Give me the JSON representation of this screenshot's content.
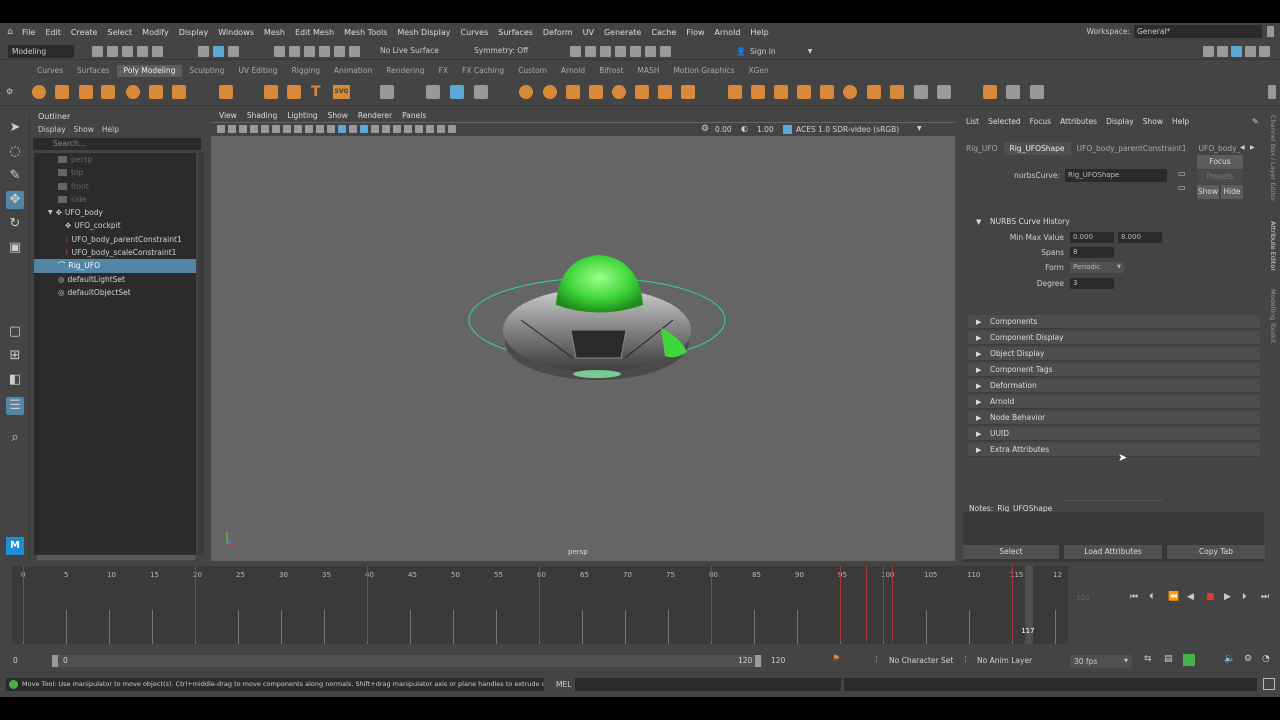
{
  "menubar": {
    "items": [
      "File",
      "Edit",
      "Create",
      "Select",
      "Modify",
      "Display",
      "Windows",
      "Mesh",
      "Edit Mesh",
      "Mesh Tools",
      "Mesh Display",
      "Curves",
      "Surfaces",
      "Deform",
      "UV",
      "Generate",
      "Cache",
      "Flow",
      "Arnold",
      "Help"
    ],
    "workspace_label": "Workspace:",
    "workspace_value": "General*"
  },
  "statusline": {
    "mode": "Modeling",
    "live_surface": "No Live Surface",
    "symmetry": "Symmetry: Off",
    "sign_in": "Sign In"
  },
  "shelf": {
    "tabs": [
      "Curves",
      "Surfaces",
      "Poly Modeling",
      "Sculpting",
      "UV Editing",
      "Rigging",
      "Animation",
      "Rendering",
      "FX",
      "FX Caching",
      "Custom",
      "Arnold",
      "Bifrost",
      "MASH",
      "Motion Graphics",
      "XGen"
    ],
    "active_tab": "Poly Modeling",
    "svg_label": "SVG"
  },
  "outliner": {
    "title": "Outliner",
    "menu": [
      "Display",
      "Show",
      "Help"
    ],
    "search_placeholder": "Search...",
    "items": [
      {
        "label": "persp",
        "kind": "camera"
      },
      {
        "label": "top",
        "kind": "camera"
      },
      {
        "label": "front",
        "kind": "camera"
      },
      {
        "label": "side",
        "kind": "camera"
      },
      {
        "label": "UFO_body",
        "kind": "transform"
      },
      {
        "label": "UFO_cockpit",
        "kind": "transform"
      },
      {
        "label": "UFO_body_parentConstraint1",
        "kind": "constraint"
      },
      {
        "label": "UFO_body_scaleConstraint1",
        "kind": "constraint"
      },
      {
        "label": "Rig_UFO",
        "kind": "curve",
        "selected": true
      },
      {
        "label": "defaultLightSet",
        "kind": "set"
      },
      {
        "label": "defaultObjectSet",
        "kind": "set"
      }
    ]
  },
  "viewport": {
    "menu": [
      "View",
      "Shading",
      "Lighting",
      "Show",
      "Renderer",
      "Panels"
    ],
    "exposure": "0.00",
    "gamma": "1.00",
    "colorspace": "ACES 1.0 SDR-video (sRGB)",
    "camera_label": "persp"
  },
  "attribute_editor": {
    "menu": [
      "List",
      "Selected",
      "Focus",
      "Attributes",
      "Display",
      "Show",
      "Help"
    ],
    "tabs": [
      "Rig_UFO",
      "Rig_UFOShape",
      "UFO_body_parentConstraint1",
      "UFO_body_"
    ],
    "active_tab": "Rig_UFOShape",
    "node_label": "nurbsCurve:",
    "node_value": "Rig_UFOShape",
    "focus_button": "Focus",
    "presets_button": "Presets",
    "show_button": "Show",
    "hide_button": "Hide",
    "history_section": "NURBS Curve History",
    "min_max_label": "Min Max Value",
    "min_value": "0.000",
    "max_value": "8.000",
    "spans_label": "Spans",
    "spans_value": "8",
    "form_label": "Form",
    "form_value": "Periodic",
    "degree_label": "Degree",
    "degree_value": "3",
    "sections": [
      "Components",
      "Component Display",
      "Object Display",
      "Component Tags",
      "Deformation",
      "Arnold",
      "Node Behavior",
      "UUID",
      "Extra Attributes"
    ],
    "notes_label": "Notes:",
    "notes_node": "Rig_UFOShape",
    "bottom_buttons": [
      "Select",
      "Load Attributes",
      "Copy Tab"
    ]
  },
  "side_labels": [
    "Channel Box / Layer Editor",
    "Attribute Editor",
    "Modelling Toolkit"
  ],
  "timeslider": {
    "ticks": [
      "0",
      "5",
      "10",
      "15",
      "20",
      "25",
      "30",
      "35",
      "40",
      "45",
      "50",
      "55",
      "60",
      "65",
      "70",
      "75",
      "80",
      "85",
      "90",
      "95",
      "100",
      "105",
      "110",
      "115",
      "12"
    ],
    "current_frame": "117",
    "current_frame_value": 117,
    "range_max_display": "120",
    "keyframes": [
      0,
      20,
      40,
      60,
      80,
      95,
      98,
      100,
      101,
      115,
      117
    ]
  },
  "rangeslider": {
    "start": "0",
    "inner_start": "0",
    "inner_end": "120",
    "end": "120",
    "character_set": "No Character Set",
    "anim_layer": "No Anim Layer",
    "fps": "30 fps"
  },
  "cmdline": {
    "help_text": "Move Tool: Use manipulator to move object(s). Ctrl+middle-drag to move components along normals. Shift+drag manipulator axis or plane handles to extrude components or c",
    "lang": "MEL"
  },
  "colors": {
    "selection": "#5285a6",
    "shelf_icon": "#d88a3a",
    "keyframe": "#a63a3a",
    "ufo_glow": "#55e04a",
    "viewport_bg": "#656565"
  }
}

*****

Task statement:
Repeat the material above verbatim, with no pictures in the output.

Completed task:
Give me the JSON representation of this screenshot's content.
{
  "menubar": {
    "items": [
      "File",
      "Edit",
      "Create",
      "Select",
      "Modify",
      "Display",
      "Windows",
      "Mesh",
      "Edit Mesh",
      "Mesh Tools",
      "Mesh Display",
      "Curves",
      "Surfaces",
      "Deform",
      "UV",
      "Generate",
      "Cache",
      "Flow",
      "Arnold",
      "Help"
    ],
    "workspace_label": "Workspace:",
    "workspace_value": "General*"
  },
  "statusline": {
    "mode": "Modeling",
    "live_surface": "No Live Surface",
    "symmetry": "Symmetry: Off",
    "sign_in": "Sign In"
  },
  "shelf": {
    "tabs": [
      "Curves",
      "Surfaces",
      "Poly Modeling",
      "Sculpting",
      "UV Editing",
      "Rigging",
      "Animation",
      "Rendering",
      "FX",
      "FX Caching",
      "Custom",
      "Arnold",
      "Bifrost",
      "MASH",
      "Motion Graphics",
      "XGen"
    ],
    "active_tab": "Poly Modeling",
    "svg_label": "SVG"
  },
  "outliner": {
    "title": "Outliner",
    "menu": [
      "Display",
      "Show",
      "Help"
    ],
    "search_placeholder": "Search...",
    "items": [
      {
        "label": "persp",
        "kind": "camera"
      },
      {
        "label": "top",
        "kind": "camera"
      },
      {
        "label": "front",
        "kind": "camera"
      },
      {
        "label": "side",
        "kind": "camera"
      },
      {
        "label": "UFO_body",
        "kind": "transform"
      },
      {
        "label": "UFO_cockpit",
        "kind": "transform"
      },
      {
        "label": "UFO_body_parentConstraint1",
        "kind": "constraint"
      },
      {
        "label": "UFO_body_scaleConstraint1",
        "kind": "constraint"
      },
      {
        "label": "Rig_UFO",
        "kind": "curve",
        "selected": true
      },
      {
        "label": "defaultLightSet",
        "kind": "set"
      },
      {
        "label": "defaultObjectSet",
        "kind": "set"
      }
    ]
  },
  "viewport": {
    "menu": [
      "View",
      "Shading",
      "Lighting",
      "Show",
      "Renderer",
      "Panels"
    ],
    "exposure": "0.00",
    "gamma": "1.00",
    "colorspace": "ACES 1.0 SDR-video (sRGB)",
    "camera_label": "persp"
  },
  "attribute_editor": {
    "menu": [
      "List",
      "Selected",
      "Focus",
      "Attributes",
      "Display",
      "Show",
      "Help"
    ],
    "tabs": [
      "Rig_UFO",
      "Rig_UFOShape",
      "UFO_body_parentConstraint1",
      "UFO_body_"
    ],
    "active_tab": "Rig_UFOShape",
    "node_label": "nurbsCurve:",
    "node_value": "Rig_UFOShape",
    "focus_button": "Focus",
    "presets_button": "Presets",
    "show_button": "Show",
    "hide_button": "Hide",
    "history_section": "NURBS Curve History",
    "min_max_label": "Min Max Value",
    "min_value": "0.000",
    "max_value": "8.000",
    "spans_label": "Spans",
    "spans_value": "8",
    "form_label": "Form",
    "form_value": "Periodic",
    "degree_label": "Degree",
    "degree_value": "3",
    "sections": [
      "Components",
      "Component Display",
      "Object Display",
      "Component Tags",
      "Deformation",
      "Arnold",
      "Node Behavior",
      "UUID",
      "Extra Attributes"
    ],
    "notes_label": "Notes:",
    "notes_node": "Rig_UFOShape",
    "bottom_buttons": [
      "Select",
      "Load Attributes",
      "Copy Tab"
    ]
  },
  "side_labels": [
    "Channel Box / Layer Editor",
    "Attribute Editor",
    "Modelling Toolkit"
  ],
  "timeslider": {
    "ticks": [
      "0",
      "5",
      "10",
      "15",
      "20",
      "25",
      "30",
      "35",
      "40",
      "45",
      "50",
      "55",
      "60",
      "65",
      "70",
      "75",
      "80",
      "85",
      "90",
      "95",
      "100",
      "105",
      "110",
      "115",
      "12"
    ],
    "current_frame": "117",
    "current_frame_value": 117,
    "range_max_display": "120",
    "keyframes": [
      0,
      20,
      40,
      60,
      80,
      95,
      98,
      100,
      101,
      115,
      117
    ]
  },
  "rangeslider": {
    "start": "0",
    "inner_start": "0",
    "inner_end": "120",
    "end": "120",
    "character_set": "No Character Set",
    "anim_layer": "No Anim Layer",
    "fps": "30 fps"
  },
  "cmdline": {
    "help_text": "Move Tool: Use manipulator to move object(s). Ctrl+middle-drag to move components along normals. Shift+drag manipulator axis or plane handles to extrude components or c",
    "lang": "MEL"
  },
  "colors": {
    "selection": "#5285a6",
    "shelf_icon": "#d88a3a",
    "keyframe": "#a63a3a",
    "ufo_glow": "#55e04a",
    "viewport_bg": "#656565"
  }
}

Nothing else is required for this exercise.